Provided passage:
Insurances protect and hold account of your finances, health, and well-being of your family. Do not live without insurance and add risks and financial stress to your life.  

Thus, take early-term insurance that will lead to low premiums as compared to taking it when you are in your 30s. 

6. No Savings Account 

Millennials believe in living in the moment and thus making the most common financial mistake of spending all their earnings and not saving any for the future. People in their 20s have a preconceived notion – that to have a savings account- one must have enough money and a big paying job.

However, that is where you are making the biggest financial mistake of your life. Whether you have only $5 or $5000, a savings account is a must. Because it acts as a money buffer in case of emergencies. Every month save a little because sometimes a small amount of money can make a huge difference.  In case you lose your job, your savings will help you survive through your necessities. 

7. Avoiding Investments  

Having life goals is good future planning but without any savings or passive income coming in – how do you plan on achieving those goals? Making investments in your 20s will benefit in the long run. This will bring in passive income without you working for it.

Invest in a mutual fund, real estate or something small. This is another way of recovering from financial mistakes that you have incurred over the years. If you seem lost and confused about how and where to invest, then it is advised to take professional help.   

8. Having a Bad Credit History 

Yes, using credit cards has a downside but it is also beneficial when it comes to taking a loan for multiple assets. A good credit score or history is based on how timely your payments are. Having a good credit score can build trust with banks to access loans either for a house, car, or education later on in life.  

Building a credit score takes time, hence it is best to start in your 20s by practising creditworthy habits such as paying all your bills on time and avoid any financial mistakes.  Do not spend over the limit on your credit card. 

TIP – To achieve a higher credit score – leave a small amount of money on your card each month. It shows that you know how to use your credit card effectively. Also, avoid opening too many accounts and keep your credit utilization as low as possible. 


9. Student Loan Debt – Common Financial Mistake

Many youngsters are graduating with a big pile of student loans and are in a hurry to pay it off soon. Planning to pay it off in 5 years is a good plan, however, it leaves you with no savings.

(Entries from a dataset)
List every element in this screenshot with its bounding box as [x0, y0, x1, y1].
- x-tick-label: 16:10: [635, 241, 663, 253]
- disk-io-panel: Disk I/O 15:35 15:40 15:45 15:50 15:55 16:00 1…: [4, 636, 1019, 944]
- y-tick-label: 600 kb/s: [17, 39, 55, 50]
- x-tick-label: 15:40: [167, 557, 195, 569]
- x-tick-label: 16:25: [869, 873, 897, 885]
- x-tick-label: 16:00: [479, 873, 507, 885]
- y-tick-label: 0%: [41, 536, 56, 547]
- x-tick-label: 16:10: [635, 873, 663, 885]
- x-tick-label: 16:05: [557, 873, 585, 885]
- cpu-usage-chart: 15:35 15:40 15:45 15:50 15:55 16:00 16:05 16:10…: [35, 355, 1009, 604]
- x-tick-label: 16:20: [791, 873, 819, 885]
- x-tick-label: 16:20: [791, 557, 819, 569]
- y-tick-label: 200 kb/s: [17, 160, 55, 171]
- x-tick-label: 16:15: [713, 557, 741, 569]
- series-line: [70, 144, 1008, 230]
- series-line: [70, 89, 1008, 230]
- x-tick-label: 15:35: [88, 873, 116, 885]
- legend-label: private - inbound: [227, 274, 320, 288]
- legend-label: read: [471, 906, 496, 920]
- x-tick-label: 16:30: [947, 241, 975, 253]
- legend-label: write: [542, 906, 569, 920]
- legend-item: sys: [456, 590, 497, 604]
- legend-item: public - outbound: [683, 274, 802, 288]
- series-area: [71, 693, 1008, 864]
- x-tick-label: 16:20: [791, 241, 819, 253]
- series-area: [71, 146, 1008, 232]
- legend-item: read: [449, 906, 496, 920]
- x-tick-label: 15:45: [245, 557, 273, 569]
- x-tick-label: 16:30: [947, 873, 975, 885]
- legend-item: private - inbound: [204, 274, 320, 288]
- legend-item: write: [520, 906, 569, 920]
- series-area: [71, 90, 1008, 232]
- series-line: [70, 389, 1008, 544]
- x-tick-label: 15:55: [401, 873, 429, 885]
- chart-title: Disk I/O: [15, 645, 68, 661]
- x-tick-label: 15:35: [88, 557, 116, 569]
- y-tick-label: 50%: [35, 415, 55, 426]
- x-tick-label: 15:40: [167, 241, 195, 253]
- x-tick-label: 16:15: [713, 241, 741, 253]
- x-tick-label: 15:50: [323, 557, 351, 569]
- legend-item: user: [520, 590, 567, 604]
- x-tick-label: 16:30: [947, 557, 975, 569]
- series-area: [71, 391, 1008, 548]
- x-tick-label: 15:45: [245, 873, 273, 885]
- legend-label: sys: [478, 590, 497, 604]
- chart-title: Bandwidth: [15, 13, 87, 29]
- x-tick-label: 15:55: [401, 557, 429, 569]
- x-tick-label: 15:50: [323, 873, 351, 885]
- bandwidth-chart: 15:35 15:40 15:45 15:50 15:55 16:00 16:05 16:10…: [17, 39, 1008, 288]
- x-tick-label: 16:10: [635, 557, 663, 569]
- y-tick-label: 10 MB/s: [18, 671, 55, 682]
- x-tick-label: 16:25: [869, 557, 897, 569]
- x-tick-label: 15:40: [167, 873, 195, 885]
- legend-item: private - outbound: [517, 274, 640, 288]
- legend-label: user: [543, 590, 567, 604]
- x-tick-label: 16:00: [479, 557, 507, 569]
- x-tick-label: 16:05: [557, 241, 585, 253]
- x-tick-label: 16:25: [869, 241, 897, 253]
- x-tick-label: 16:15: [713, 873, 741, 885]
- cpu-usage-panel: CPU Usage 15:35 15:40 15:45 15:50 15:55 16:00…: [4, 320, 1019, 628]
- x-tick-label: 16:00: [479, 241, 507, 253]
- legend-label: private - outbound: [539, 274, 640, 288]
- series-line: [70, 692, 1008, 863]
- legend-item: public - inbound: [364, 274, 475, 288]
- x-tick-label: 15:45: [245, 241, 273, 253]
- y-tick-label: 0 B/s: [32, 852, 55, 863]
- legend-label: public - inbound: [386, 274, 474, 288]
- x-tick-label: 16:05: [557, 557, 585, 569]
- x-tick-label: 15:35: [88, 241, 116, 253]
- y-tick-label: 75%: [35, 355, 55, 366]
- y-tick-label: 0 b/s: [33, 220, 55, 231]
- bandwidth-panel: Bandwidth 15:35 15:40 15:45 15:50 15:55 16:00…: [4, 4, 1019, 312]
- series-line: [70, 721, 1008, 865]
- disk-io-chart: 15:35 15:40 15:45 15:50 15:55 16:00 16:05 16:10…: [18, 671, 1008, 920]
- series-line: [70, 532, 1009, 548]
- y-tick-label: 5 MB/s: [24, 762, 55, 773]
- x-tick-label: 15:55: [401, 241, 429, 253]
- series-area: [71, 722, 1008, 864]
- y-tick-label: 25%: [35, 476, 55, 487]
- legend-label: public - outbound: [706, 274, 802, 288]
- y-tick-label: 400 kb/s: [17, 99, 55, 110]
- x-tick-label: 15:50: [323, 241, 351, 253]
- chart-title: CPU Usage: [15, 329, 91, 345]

Exercises:
**1.** Update the financial mistakes passage: begin at the words "7. Avoiding Investments" and stop after "take professional help.", replacing "mutual fund" with "index fund".
**2.** Answer these questions from the financial mistakes passage:
(a) What does a savings account act as?
(b) What is a good credit score or history based on?
(c) Within how many years is paying off student loans called a good plan?
The items are separate material and have no connection to the text.

Responses in order:
**1.**
7. Avoiding Investments  

Having life goals is good future planning but without any savings or passive income coming in – how do you plan on achieving those goals? Making investments in your 20s will benefit in the long run. This will bring in passive income without you working for it.

Invest in a index fund, real estate or something small. This is another way of recovering from financial mistakes that you have incurred over the years. If you seem lost and confused about how and where to invest, then it is advised to take professional help.

**2.**
(a) A money buffer in case of emergencies.
(b) How timely your payments are.
(c) 5 years.